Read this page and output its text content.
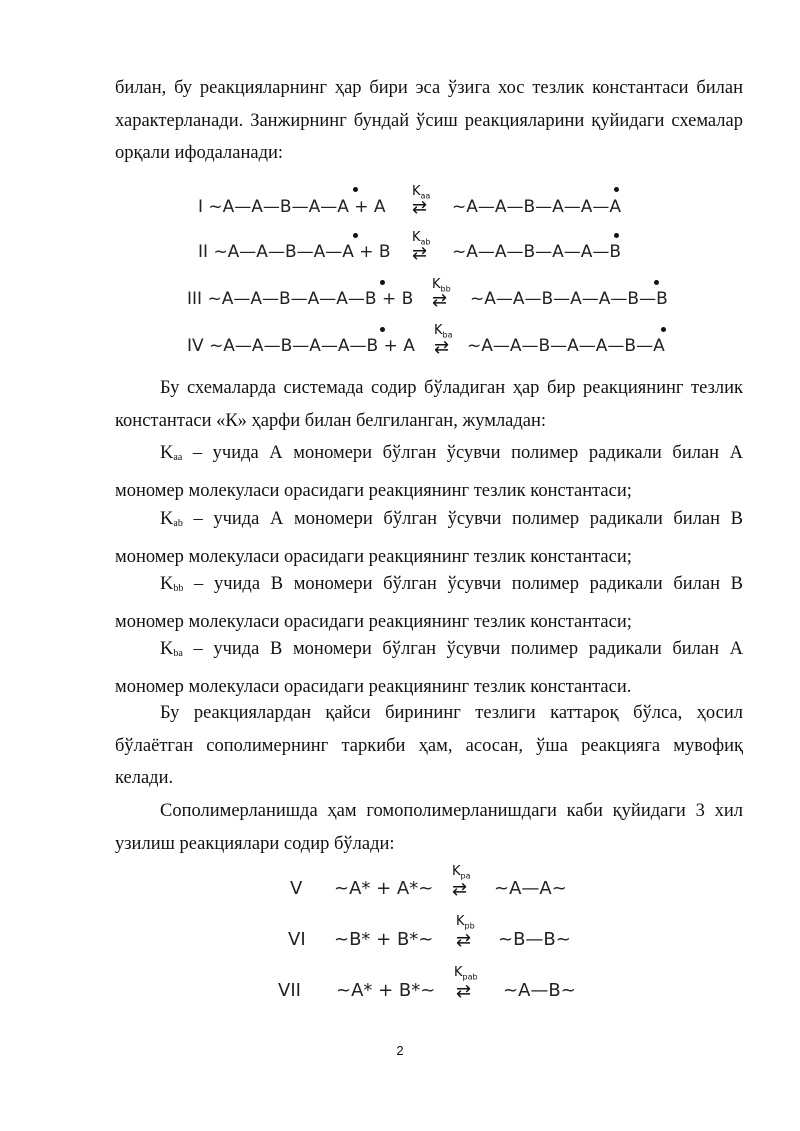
билан, бу реакцияларнинг ҳар бири эса ўзига хос тезлик константаси билан характерланади. Занжирнинг бундай ўсиш реакцияларини қуйидаги схемалар орқали ифодаланади:

I ~A—A—B—A—A + A
$K_{aa}$
⇄ ~A—A—B—A—A—A
II ~A—A—B—A—A + B
$K_{ab}$
⇄ ~A—A—B—A—A—B
III ~A—A—B—A—A—B + B
$K_{bb}$
⇄ ~A—A—B—A—A—B—B
IV ~A—A—B—A—A—B + A
$K_{ba}$
⇄ ~A—A—B—A—A—B—A

Бу схемаларда системада содир бўладиган ҳар бир реакциянинг тезлик константаси «К» ҳарфи билан белгиланган, жумладан:

$K_{aa}$ – учида А мономери бўлган ўсувчи полимер радикали билан А мономер молекуласи орасидаги реакциянинг тезлик константаси;

$K_{ab}$ – учида А мономери бўлган ўсувчи полимер радикали билан В мономер молекуласи орасидаги реакциянинг тезлик константаси;

$K_{bb}$ – учида В мономери бўлган ўсувчи полимер радикали билан В мономер молекуласи орасидаги реакциянинг тезлик константаси;

$K_{ba}$ – учида В мономери бўлган ўсувчи полимер радикали билан А мономер молекуласи орасидаги реакциянинг тезлик константаси.

Бу реакциялардан қайси бирининг тезлиги каттароқ бўлса, ҳосил бўлаётган сополимернинг таркиби ҳам, асосан, ўша реакцияга мувофиқ келади.

Сополимерланишда ҳам гомополимерланишдаги каби қуйидаги 3 хил узилиш реакциялари содир бўлади:

V ~A* + A*~
$K_{pa}$
⇄ ~A—A~
VI ~B* + B*~
$K_{pb}$
⇄ ~B—B~
VII ~A* + B*~
$K_{pab}$
⇄ ~A—B~
2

**********

Consider the entries above and return each line with the string "константаси".

билан, бу реакцияларнинг ҳар бири эса ўзига хос тезлик константаси билан характерланади. Занжирнинг бундай ўсиш реакцияларини қуйидаги схемалар орқали ифодаланади:
Бу схемаларда системада содир бўладиган ҳар бир реакциянинг тезлик константаси «К» ҳарфи билан белгиланган, жумладан:
$K_{aa}$ – учида А мономери бўлган ўсувчи полимер радикали билан А мономер молекуласи орасидаги реакциянинг тезлик константаси;
$K_{ab}$ – учида А мономери бўлган ўсувчи полимер радикали билан В мономер молекуласи орасидаги реакциянинг тезлик константаси;
$K_{bb}$ – учида В мономери бўлган ўсувчи полимер радикали билан В мономер молекуласи орасидаги реакциянинг тезлик константаси;
$K_{ba}$ – учида В мономери бўлган ўсувчи полимер радикали билан А мономер молекуласи орасидаги реакциянинг тезлик константаси.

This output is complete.